>>

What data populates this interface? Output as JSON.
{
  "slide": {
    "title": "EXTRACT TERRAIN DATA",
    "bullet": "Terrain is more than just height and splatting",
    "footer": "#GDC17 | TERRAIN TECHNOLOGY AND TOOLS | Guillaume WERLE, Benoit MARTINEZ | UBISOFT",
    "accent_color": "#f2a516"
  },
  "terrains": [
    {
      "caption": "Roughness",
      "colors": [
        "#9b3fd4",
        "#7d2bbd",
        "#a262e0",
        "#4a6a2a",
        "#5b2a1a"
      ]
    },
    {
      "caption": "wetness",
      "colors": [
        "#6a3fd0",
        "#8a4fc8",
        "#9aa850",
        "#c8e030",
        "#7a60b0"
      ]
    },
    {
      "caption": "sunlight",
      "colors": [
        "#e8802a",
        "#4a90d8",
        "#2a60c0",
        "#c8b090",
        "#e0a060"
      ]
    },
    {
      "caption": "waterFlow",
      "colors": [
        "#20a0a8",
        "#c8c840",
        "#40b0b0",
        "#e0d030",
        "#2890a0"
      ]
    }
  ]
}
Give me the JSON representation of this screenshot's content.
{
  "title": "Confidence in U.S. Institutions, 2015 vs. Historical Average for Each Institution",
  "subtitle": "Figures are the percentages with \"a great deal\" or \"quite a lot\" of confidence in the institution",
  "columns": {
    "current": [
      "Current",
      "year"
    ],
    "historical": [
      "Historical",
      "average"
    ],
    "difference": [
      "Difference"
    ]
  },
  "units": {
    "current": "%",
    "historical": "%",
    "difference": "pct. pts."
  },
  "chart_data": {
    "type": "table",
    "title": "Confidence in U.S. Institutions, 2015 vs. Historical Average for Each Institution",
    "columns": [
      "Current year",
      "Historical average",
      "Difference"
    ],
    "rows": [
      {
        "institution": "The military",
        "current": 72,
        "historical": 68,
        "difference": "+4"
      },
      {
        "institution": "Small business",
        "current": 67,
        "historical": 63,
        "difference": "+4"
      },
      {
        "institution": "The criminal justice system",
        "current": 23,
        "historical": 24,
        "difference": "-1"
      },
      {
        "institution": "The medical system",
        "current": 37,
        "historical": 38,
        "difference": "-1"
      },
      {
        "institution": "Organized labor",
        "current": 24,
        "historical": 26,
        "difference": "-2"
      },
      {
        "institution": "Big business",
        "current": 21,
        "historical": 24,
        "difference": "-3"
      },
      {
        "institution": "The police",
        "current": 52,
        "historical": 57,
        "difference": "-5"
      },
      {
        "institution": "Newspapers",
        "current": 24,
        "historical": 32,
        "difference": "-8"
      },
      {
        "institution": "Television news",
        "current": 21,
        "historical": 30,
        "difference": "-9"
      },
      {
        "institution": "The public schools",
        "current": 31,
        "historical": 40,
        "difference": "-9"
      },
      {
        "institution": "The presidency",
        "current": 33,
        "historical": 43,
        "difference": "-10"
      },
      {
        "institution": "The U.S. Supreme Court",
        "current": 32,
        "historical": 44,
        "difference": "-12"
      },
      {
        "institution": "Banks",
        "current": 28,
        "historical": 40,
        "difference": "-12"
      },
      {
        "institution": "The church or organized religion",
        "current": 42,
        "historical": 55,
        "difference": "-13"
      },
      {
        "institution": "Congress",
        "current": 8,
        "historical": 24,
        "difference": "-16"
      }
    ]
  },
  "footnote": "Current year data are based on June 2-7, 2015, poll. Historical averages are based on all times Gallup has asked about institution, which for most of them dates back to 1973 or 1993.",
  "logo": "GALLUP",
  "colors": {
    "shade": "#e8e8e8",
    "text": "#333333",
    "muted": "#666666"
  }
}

<<

_Task goal_
Check each line of the entries above for the word "caption". List the ones that have it.

_Correct response_
      "caption": "Roughness",
      "caption": "wetness",
      "caption": "sunlight",
      "caption": "waterFlow",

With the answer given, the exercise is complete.